* _EXERCISE DATA_:
------------------------------
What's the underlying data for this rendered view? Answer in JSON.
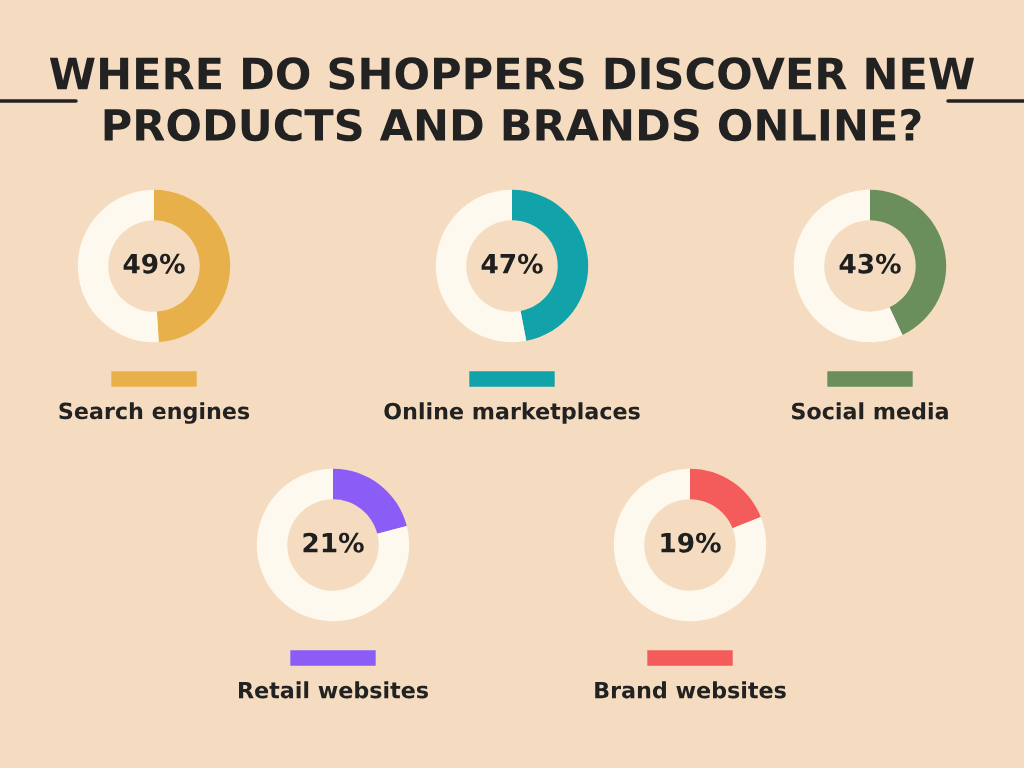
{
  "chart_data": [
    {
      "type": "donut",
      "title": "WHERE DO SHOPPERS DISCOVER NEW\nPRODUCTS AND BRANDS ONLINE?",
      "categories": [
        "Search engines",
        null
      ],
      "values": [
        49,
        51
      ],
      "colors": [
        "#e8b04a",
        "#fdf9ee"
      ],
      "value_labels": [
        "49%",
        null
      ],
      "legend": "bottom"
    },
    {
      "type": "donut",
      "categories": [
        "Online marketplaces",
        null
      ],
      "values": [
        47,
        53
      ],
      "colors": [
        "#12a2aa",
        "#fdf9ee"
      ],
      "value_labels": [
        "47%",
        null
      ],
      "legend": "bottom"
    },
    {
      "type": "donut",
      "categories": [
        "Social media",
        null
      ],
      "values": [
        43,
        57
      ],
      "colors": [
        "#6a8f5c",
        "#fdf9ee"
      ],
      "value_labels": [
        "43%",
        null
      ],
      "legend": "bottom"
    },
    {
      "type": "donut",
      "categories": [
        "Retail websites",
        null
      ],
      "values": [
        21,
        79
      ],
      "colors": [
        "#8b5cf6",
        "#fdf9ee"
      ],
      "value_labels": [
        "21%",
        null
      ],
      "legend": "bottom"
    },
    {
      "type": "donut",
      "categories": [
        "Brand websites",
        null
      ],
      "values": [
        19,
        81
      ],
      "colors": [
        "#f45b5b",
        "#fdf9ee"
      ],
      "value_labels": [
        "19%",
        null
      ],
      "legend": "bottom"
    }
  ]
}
------------------------------
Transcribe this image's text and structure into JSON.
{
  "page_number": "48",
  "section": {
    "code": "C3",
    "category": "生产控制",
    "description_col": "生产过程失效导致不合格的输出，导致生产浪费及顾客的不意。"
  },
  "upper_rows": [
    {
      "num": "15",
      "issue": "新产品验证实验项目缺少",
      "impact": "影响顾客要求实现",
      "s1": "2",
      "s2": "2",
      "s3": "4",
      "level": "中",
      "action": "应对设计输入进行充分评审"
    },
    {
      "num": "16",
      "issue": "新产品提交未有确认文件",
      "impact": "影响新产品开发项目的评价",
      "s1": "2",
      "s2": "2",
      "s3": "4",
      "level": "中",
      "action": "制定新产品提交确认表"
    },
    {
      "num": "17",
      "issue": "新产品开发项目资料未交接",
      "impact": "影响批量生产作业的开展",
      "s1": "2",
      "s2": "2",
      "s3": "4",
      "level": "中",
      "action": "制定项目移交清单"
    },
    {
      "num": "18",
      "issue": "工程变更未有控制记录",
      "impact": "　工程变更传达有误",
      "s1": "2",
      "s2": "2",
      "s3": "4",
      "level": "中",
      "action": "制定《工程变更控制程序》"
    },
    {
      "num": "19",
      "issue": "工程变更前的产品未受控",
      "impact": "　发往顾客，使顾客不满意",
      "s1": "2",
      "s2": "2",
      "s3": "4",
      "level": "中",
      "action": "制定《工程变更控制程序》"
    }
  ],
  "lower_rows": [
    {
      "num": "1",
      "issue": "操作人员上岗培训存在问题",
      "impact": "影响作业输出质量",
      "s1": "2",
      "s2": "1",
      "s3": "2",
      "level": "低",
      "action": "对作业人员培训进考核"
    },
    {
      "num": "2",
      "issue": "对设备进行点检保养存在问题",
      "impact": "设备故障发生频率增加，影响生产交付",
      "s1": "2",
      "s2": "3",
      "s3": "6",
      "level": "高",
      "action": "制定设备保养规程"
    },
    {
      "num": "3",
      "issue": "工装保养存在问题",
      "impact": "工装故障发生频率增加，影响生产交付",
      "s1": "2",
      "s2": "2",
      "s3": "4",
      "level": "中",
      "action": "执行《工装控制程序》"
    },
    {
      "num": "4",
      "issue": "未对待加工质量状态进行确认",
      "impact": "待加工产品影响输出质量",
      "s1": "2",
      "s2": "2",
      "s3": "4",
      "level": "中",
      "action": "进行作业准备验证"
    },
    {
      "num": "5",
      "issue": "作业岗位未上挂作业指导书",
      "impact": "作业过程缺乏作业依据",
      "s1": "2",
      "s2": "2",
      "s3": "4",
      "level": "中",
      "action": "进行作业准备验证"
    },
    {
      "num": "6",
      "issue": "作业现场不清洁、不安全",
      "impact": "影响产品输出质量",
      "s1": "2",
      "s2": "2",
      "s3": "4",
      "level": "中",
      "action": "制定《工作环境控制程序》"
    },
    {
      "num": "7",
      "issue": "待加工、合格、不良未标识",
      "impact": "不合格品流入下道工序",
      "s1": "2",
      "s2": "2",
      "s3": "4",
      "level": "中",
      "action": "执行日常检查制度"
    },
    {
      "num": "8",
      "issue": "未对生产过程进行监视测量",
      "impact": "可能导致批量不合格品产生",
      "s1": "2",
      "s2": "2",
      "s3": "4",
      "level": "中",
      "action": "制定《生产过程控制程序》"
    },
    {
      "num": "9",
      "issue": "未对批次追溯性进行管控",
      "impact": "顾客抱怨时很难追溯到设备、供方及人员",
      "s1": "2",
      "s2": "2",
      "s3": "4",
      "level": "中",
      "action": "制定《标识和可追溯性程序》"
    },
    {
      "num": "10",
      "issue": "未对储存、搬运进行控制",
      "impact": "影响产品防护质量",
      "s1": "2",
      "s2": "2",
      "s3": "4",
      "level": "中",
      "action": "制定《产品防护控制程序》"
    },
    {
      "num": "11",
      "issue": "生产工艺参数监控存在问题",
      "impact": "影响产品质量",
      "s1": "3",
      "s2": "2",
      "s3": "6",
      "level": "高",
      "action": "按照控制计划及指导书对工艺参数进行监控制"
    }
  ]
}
------------------------------
* _EXERCISE_:
Only the number is wanted: how many lines in the data include the word "this"?

* _WRITTEN ANSWER_:
2